▶

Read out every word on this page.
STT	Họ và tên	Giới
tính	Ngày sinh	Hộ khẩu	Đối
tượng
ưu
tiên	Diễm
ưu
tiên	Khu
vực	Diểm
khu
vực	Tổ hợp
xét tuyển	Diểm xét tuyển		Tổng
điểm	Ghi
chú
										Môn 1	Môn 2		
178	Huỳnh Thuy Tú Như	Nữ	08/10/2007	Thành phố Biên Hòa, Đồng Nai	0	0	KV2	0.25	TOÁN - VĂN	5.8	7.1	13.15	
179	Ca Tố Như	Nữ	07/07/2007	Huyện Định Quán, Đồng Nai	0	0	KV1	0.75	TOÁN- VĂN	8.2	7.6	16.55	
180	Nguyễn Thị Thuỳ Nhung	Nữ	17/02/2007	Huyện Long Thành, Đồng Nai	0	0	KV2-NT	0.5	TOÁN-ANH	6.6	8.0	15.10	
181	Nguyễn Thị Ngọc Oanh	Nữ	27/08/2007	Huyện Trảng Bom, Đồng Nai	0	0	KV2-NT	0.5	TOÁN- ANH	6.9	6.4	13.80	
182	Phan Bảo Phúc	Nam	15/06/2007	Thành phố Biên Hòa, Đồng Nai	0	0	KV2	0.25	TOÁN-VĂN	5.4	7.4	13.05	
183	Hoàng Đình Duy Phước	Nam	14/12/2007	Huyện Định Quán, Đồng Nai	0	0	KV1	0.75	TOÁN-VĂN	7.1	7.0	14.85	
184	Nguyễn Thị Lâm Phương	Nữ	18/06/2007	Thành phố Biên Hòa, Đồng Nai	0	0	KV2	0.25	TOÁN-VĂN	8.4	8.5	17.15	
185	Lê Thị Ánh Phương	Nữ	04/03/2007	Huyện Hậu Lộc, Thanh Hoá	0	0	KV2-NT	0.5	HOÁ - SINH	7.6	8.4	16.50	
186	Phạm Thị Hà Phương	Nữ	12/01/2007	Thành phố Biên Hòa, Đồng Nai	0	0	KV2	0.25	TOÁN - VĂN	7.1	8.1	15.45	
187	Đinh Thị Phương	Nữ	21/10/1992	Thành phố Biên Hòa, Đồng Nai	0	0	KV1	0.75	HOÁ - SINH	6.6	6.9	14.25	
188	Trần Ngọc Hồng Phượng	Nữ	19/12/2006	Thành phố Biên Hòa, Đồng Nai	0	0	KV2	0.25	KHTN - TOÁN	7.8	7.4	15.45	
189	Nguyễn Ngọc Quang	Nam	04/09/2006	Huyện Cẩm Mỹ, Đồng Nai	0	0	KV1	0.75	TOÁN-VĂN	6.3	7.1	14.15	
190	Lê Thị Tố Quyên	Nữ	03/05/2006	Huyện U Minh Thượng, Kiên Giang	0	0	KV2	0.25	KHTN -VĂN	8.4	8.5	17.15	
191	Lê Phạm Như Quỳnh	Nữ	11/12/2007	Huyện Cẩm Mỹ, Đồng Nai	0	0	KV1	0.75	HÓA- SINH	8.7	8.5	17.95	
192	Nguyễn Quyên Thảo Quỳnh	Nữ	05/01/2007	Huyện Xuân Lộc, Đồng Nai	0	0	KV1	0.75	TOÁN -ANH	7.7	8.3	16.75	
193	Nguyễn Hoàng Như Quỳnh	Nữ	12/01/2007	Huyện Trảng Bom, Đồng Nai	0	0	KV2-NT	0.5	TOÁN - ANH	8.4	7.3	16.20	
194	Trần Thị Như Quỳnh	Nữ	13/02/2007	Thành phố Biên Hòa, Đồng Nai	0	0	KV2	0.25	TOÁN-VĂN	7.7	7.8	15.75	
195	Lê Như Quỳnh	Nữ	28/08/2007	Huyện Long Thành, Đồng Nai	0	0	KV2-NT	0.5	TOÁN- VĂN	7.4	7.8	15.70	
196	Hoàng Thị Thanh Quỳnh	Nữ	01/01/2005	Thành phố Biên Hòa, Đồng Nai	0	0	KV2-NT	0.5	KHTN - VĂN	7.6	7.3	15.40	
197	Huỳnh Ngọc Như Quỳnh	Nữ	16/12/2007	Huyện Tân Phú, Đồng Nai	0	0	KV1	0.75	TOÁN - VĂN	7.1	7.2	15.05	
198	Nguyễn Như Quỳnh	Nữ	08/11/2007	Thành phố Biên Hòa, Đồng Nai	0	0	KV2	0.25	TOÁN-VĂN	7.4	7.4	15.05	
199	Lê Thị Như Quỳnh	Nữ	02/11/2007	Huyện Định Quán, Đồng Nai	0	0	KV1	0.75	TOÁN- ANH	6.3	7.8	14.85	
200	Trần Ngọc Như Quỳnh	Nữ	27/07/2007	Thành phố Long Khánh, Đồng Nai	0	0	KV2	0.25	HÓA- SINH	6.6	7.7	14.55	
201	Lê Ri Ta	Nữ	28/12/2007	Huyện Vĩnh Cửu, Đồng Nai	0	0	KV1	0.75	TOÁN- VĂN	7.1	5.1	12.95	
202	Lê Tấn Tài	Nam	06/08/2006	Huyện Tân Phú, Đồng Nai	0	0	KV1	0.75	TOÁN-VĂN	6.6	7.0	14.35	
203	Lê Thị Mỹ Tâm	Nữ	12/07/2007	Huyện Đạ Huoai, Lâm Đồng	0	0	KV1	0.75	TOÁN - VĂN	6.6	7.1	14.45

◀

▶ _What is needed_: Using the material above, gather every line that includes "Định".

▶ _Task output_:
179	Ca Tố Như	Nữ	07/07/2007	Huyện Định Quán, Đồng Nai	0	0	KV1	0.75	TOÁN- VĂN	8.2	7.6	16.55	
183	Hoàng Đình Duy Phước	Nam	14/12/2007	Huyện Định Quán, Đồng Nai	0	0	KV1	0.75	TOÁN-VĂN	7.1	7.0	14.85	
199	Lê Thị Như Quỳnh	Nữ	02/11/2007	Huyện Định Quán, Đồng Nai	0	0	KV1	0.75	TOÁN- ANH	6.3	7.8	14.85	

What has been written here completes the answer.